◆ **GIVEN REQUEST**: Copy each of the records below word for word, with no changes.

** BEGIN RAW DATA **

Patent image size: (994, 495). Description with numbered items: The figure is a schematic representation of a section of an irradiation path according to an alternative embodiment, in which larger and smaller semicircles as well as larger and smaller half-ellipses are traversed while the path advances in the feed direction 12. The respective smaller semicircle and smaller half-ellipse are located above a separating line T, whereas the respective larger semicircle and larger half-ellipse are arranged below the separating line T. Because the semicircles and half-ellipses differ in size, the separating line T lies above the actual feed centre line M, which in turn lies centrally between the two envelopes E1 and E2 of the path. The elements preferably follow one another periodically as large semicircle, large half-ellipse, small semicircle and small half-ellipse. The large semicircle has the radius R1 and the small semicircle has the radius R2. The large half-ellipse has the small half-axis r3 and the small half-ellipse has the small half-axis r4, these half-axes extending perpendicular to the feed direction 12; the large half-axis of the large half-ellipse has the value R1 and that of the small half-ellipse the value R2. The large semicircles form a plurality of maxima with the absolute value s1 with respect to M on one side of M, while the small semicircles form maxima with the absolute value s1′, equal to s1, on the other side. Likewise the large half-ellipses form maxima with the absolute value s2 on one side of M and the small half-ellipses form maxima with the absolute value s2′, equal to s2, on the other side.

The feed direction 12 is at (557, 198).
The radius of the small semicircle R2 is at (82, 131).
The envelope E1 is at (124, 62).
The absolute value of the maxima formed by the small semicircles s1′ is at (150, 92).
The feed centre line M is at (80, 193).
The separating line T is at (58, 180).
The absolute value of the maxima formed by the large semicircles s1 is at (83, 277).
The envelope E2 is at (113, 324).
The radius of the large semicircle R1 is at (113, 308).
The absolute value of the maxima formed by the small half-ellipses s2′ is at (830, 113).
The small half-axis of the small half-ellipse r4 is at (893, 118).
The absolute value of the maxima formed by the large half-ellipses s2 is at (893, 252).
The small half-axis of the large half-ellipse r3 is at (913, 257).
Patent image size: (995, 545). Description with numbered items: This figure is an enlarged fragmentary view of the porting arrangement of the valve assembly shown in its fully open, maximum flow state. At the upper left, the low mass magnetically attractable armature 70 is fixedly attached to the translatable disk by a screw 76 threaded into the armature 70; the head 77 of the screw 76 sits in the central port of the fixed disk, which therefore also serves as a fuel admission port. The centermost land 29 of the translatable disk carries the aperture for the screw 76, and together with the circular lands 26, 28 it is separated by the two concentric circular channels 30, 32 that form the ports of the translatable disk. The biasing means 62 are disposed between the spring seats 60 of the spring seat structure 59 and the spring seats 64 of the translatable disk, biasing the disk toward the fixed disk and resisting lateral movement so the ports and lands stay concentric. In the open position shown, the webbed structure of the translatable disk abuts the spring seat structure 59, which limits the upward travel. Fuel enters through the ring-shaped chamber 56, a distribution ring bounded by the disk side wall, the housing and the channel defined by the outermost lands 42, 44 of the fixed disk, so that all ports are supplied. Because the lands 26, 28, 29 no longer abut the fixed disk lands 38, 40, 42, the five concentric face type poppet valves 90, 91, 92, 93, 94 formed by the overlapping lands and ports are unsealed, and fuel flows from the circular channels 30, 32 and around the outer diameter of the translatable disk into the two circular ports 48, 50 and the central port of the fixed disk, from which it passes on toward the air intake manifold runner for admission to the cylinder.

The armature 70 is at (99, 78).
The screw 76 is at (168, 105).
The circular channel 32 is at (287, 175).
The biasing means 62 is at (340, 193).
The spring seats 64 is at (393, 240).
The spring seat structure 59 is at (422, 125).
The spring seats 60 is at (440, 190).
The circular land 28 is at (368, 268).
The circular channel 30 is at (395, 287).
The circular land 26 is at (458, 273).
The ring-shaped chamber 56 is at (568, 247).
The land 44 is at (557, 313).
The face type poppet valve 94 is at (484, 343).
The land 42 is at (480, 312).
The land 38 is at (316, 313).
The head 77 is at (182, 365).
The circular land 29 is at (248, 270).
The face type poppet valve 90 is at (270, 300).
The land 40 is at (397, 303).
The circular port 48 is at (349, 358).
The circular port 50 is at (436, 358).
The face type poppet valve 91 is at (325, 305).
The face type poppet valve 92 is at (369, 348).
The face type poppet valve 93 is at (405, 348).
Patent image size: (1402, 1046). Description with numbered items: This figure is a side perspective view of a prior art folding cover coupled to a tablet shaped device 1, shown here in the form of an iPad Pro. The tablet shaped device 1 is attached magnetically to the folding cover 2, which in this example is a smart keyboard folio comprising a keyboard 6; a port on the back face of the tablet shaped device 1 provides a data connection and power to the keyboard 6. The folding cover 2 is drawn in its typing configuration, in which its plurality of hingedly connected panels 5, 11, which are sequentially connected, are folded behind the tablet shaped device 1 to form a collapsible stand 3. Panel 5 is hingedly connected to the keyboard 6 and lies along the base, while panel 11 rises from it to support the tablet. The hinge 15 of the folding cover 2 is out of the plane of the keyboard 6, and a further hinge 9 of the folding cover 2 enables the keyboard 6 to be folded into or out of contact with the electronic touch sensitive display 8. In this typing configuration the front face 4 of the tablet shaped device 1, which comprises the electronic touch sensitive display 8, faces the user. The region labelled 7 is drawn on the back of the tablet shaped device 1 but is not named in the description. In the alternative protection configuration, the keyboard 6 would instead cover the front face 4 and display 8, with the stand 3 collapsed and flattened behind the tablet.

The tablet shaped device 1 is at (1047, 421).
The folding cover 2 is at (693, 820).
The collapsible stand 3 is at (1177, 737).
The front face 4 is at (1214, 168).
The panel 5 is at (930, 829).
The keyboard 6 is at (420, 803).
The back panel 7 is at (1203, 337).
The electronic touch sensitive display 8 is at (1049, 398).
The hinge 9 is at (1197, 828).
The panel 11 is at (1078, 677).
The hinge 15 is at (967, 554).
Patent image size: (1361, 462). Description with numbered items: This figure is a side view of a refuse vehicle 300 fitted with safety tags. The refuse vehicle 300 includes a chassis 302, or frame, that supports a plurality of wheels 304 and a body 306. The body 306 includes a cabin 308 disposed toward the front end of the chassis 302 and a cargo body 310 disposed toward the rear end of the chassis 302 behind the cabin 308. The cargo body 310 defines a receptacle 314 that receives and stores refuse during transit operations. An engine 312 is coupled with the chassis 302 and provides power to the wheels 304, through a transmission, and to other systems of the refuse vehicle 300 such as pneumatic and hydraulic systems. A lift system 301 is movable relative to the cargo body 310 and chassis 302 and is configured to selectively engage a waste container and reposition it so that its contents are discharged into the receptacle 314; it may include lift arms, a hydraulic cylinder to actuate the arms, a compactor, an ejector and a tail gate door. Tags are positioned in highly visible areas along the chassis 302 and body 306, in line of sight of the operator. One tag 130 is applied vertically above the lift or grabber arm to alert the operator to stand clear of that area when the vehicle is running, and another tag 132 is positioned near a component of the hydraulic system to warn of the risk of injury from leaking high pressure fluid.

** END RAW DATA **

◆ **CORRECT RESULT**:
Patent image size: (994, 495). Description with numbered items: The figure is a schematic representation of a section of an irradiation path according to an alternative embodiment, in which larger and smaller semicircles as well as larger and smaller half-ellipses are traversed while the path advances in the feed direction 12. The respective smaller semicircle and smaller half-ellipse are located above a separating line T, whereas the respective larger semicircle and larger half-ellipse are arranged below the separating line T. Because the semicircles and half-ellipses differ in size, the separating line T lies above the actual feed centre line M, which in turn lies centrally between the two envelopes E1 and E2 of the path. The elements preferably follow one another periodically as large semicircle, large half-ellipse, small semicircle and small half-ellipse. The large semicircle has the radius R1 and the small semicircle has the radius R2. The large half-ellipse has the small half-axis r3 and the small half-ellipse has the small half-axis r4, these half-axes extending perpendicular to the feed direction 12; the large half-axis of the large half-ellipse has the value R1 and that of the small half-ellipse the value R2. The large semicircles form a plurality of maxima with the absolute value s1 with respect to M on one side of M, while the small semicircles form maxima with the absolute value s1′, equal to s1, on the other side. Likewise the large half-ellipses form maxima with the absolute value s2 on one side of M and the small half-ellipses form maxima with the absolute value s2′, equal to s2, on the other side.

The feed direction 12 is at (557, 198).
The radius of the small semicircle R2 is at (82, 131).
The envelope E1 is at (124, 62).
The absolute value of the maxima formed by the small semicircles s1′ is at (150, 92).
The feed centre line M is at (80, 193).
The separating line T is at (58, 180).
The absolute value of the maxima formed by the large semicircles s1 is at (83, 277).
The envelope E2 is at (113, 324).
The radius of the large semicircle R1 is at (113, 308).
The absolute value of the maxima formed by the small half-ellipses s2′ is at (830, 113).
The small half-axis of the small half-ellipse r4 is at (893, 118).
The absolute value of the maxima formed by the large half-ellipses s2 is at (893, 252).
The small half-axis of the large half-ellipse r3 is at (913, 257).
Patent image size: (995, 545). Description with numbered items: This figure is an enlarged fragmentary view of the porting arrangement of the valve assembly shown in its fully open, maximum flow state. At the upper left, the low mass magnetically attractable armature 70 is fixedly attached to the translatable disk by a screw 76 threaded into the armature 70; the head 77 of the screw 76 sits in the central port of the fixed disk, which therefore also serves as a fuel admission port. The centermost land 29 of the translatable disk carries the aperture for the screw 76, and together with the circular lands 26, 28 it is separated by the two concentric circular channels 30, 32 that form the ports of the translatable disk. The biasing means 62 are disposed between the spring seats 60 of the spring seat structure 59 and the spring seats 64 of the translatable disk, biasing the disk toward the fixed disk and resisting lateral movement so the ports and lands stay concentric. In the open position shown, the webbed structure of the translatable disk abuts the spring seat structure 59, which limits the upward travel. Fuel enters through the ring-shaped chamber 56, a distribution ring bounded by the disk side wall, the housing and the channel defined by the outermost lands 42, 44 of the fixed disk, so that all ports are supplied. Because the lands 26, 28, 29 no longer abut the fixed disk lands 38, 40, 42, the five concentric face type poppet valves 90, 91, 92, 93, 94 formed by the overlapping lands and ports are unsealed, and fuel flows from the circular channels 30, 32 and around the outer diameter of the translatable disk into the two circular ports 48, 50 and the central port of the fixed disk, from which it passes on toward the air intake manifold runner for admission to the cylinder.

The armature 70 is at (99, 78).
The screw 76 is at (168, 105).
The circular channel 32 is at (287, 175).
The biasing means 62 is at (340, 193).
The spring seats 64 is at (393, 240).
The spring seat structure 59 is at (422, 125).
The spring seats 60 is at (440, 190).
The circular land 28 is at (368, 268).
The circular channel 30 is at (395, 287).
The circular land 26 is at (458, 273).
The ring-shaped chamber 56 is at (568, 247).
The land 44 is at (557, 313).
The face type poppet valve 94 is at (484, 343).
The land 42 is at (480, 312).
The land 38 is at (316, 313).
The head 77 is at (182, 365).
The circular land 29 is at (248, 270).
The face type poppet valve 90 is at (270, 300).
The land 40 is at (397, 303).
The circular port 48 is at (349, 358).
The circular port 50 is at (436, 358).
The face type poppet valve 91 is at (325, 305).
The face type poppet valve 92 is at (369, 348).
The face type poppet valve 93 is at (405, 348).
Patent image size: (1402, 1046). Description with numbered items: This figure is a side perspective view of a prior art folding cover coupled to a tablet shaped device 1, shown here in the form of an iPad Pro. The tablet shaped device 1 is attached magnetically to the folding cover 2, which in this example is a smart keyboard folio comprising a keyboard 6; a port on the back face of the tablet shaped device 1 provides a data connection and power to the keyboard 6. The folding cover 2 is drawn in its typing configuration, in which its plurality of hingedly connected panels 5, 11, which are sequentially connected, are folded behind the tablet shaped device 1 to form a collapsible stand 3. Panel 5 is hingedly connected to the keyboard 6 and lies along the base, while panel 11 rises from it to support the tablet. The hinge 15 of the folding cover 2 is out of the plane of the keyboard 6, and a further hinge 9 of the folding cover 2 enables the keyboard 6 to be folded into or out of contact with the electronic touch sensitive display 8. In this typing configuration the front face 4 of the tablet shaped device 1, which comprises the electronic touch sensitive display 8, faces the user. The region labelled 7 is drawn on the back of the tablet shaped device 1 but is not named in the description. In the alternative protection configuration, the keyboard 6 would instead cover the front face 4 and display 8, with the stand 3 collapsed and flattened behind the tablet.

The tablet shaped device 1 is at (1047, 421).
The folding cover 2 is at (693, 820).
The collapsible stand 3 is at (1177, 737).
The front face 4 is at (1214, 168).
The panel 5 is at (930, 829).
The keyboard 6 is at (420, 803).
The back panel 7 is at (1203, 337).
The electronic touch sensitive display 8 is at (1049, 398).
The hinge 9 is at (1197, 828).
The panel 11 is at (1078, 677).
The hinge 15 is at (967, 554).
Patent image size: (1361, 462). Description with numbered items: This figure is a side view of a refuse vehicle 300 fitted with safety tags. The refuse vehicle 300 includes a chassis 302, or frame, that supports a plurality of wheels 304 and a body 306. The body 306 includes a cabin 308 disposed toward the front end of the chassis 302 and a cargo body 310 disposed toward the rear end of the chassis 302 behind the cabin 308. The cargo body 310 defines a receptacle 314 that receives and stores refuse during transit operations. An engine 312 is coupled with the chassis 302 and provides power to the wheels 304, through a transmission, and to other systems of the refuse vehicle 300 such as pneumatic and hydraulic systems. A lift system 301 is movable relative to the cargo body 310 and chassis 302 and is configured to selectively engage a waste container and reposition it so that its contents are discharged into the receptacle 314; it may include lift arms, a hydraulic cylinder to actuate the arms, a compactor, an ejector and a tail gate door. Tags are positioned in highly visible areas along the chassis 302 and body 306, in line of sight of the operator. One tag 130 is applied vertically above the lift or grabber arm to alert the operator to stand clear of that area when the vehicle is running, and another tag 132 is positioned near a component of the hydraulic system to warn of the risk of injury from leaking high pressure fluid.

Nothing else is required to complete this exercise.